┏━━
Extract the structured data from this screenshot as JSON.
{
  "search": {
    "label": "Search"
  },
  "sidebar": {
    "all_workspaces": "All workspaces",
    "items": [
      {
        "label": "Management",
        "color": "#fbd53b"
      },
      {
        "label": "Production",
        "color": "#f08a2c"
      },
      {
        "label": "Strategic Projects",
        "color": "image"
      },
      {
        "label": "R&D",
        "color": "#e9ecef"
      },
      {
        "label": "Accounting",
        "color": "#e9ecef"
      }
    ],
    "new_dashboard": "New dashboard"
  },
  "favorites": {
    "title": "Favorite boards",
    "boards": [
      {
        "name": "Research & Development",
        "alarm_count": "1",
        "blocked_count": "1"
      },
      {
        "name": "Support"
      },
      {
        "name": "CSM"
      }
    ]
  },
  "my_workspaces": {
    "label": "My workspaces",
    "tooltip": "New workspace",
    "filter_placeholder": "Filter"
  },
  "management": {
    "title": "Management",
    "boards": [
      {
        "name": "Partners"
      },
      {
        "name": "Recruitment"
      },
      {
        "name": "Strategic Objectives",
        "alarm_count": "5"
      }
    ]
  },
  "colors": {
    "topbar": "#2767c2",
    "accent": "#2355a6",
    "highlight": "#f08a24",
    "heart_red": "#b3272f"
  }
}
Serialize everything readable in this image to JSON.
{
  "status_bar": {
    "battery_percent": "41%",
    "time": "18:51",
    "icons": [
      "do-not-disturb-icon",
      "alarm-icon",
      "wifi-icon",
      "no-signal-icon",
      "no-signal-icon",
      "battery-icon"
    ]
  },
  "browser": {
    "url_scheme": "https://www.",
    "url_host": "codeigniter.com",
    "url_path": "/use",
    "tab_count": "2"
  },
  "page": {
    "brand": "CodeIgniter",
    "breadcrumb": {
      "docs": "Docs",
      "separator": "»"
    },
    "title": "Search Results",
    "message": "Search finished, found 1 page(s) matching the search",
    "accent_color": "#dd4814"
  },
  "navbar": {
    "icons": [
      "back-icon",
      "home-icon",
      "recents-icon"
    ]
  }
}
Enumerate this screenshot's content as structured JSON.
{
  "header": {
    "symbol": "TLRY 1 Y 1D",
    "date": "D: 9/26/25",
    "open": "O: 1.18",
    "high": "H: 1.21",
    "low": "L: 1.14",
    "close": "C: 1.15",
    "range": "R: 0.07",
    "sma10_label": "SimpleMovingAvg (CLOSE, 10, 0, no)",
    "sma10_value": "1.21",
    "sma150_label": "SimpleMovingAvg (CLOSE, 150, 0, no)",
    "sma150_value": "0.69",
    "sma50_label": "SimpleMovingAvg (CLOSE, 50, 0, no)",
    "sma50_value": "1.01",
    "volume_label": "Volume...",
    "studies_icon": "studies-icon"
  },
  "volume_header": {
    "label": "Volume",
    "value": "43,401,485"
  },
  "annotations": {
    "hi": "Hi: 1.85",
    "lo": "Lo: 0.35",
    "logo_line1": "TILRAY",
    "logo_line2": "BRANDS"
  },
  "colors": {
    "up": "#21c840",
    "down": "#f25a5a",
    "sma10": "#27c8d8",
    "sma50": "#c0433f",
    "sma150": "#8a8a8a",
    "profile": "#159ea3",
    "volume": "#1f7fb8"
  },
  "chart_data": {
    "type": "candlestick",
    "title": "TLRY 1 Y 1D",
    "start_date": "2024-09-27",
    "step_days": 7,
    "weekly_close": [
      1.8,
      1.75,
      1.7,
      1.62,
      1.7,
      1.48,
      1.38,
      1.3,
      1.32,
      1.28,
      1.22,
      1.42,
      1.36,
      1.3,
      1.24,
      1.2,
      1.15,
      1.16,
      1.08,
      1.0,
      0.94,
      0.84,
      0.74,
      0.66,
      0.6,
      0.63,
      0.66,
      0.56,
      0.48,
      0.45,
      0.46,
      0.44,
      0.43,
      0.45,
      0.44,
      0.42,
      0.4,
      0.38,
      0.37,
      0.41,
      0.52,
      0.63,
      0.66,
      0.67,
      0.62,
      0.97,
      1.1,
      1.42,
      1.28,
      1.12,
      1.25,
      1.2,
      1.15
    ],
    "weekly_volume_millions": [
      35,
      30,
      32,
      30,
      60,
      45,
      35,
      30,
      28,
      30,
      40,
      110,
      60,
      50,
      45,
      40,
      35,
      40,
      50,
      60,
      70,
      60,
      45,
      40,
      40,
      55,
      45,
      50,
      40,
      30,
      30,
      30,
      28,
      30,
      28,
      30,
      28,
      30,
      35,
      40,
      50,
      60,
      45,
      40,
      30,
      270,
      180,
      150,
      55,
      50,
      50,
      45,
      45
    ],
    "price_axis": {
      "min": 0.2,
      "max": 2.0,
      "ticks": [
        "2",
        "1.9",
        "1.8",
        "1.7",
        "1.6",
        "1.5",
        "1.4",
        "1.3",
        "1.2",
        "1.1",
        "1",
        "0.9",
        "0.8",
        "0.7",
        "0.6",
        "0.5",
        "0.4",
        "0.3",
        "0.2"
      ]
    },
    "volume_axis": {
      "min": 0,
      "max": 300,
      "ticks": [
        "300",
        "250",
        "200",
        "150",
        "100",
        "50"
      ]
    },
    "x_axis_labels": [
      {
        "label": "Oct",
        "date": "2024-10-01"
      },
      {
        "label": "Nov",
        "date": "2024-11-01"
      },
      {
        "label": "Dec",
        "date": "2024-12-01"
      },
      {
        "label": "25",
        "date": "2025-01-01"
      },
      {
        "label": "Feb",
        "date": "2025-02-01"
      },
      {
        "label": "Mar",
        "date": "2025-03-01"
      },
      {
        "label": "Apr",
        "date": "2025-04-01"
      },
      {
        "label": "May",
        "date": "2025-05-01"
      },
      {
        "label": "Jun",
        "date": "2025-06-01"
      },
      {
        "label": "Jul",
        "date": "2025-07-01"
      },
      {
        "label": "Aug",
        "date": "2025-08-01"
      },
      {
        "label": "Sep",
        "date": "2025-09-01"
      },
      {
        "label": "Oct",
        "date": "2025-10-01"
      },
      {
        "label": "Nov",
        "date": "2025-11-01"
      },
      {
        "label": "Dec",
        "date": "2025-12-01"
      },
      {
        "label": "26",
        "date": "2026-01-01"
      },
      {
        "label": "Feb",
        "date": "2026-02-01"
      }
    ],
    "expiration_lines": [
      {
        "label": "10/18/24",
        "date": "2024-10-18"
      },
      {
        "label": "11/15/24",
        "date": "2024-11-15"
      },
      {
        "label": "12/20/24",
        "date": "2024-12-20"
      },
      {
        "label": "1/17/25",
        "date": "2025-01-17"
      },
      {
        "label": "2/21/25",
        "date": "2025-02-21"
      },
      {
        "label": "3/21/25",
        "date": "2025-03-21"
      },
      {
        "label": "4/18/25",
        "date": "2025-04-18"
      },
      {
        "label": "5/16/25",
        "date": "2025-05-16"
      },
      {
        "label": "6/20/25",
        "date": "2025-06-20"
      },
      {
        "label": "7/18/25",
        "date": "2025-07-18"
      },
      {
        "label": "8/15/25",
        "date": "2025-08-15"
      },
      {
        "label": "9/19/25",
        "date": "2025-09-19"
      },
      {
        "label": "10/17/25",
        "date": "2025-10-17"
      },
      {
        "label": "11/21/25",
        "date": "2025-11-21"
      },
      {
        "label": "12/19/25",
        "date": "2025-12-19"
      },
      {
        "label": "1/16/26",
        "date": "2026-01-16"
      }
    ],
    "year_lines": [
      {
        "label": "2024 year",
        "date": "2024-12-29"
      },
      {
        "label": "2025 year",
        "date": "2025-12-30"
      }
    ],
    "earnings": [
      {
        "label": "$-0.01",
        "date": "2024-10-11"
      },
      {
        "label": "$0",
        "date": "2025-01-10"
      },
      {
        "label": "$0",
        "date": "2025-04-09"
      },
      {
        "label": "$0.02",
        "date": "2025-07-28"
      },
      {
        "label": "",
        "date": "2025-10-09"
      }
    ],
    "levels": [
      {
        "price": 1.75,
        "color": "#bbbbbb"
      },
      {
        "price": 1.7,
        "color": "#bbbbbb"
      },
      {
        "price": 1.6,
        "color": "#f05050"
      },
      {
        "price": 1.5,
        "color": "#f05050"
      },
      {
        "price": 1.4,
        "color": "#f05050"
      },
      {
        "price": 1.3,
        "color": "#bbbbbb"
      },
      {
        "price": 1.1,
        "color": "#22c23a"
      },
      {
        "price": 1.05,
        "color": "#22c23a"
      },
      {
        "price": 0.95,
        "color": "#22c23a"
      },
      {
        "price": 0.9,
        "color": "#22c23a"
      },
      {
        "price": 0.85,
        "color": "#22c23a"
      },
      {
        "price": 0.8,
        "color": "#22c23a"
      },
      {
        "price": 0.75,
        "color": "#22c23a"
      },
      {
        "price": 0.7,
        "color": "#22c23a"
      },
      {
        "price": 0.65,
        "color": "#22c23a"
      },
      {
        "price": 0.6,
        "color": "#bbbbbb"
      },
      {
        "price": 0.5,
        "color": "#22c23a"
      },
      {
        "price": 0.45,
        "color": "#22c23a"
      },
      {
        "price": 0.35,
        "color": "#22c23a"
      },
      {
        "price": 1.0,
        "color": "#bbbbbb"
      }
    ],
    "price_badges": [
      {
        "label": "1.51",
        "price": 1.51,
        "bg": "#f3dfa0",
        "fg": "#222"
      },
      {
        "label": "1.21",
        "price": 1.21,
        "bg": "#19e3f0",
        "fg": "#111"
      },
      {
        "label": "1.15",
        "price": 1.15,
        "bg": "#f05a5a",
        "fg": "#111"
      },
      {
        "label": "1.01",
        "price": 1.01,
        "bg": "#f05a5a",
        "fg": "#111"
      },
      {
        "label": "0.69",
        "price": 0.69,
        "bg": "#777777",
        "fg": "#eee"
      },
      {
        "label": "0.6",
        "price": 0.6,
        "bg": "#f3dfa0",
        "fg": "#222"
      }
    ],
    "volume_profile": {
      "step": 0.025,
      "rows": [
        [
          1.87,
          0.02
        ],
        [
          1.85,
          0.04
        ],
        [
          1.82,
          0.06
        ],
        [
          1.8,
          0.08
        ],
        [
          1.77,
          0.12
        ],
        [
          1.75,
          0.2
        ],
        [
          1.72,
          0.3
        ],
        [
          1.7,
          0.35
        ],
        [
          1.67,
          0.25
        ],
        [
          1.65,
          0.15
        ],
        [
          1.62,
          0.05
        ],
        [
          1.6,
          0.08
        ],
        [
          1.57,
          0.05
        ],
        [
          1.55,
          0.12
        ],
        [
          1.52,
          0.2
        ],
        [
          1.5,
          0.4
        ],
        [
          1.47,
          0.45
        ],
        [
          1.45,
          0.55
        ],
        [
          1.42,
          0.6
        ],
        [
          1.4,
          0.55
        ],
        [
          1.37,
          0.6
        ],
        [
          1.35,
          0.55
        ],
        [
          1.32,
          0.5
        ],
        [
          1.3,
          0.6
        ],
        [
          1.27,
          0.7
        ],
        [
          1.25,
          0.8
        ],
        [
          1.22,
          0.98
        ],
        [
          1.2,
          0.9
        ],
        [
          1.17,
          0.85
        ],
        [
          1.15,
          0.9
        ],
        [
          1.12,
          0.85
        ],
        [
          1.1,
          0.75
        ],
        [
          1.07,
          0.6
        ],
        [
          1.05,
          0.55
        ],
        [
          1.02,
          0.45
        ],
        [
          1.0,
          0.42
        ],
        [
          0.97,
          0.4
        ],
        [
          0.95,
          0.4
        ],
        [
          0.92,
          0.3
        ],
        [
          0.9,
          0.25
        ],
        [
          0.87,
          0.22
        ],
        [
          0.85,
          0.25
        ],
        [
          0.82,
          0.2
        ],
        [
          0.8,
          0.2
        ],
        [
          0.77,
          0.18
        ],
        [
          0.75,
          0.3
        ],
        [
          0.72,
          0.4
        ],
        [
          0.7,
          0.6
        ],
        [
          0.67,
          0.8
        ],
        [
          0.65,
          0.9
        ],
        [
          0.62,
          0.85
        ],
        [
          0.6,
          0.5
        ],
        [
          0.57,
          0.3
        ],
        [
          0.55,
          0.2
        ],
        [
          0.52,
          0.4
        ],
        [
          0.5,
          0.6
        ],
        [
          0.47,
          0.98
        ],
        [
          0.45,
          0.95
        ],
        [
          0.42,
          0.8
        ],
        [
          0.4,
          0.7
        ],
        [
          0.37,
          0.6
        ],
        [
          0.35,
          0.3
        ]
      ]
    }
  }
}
┗━━
Read the data above. Pull out each line in which the string "this" appears.

Extract the structured data from this screenshot as JSON.
Serialize everything readable in this image to JSON.
Enumerate this screenshot's content as structured JSON.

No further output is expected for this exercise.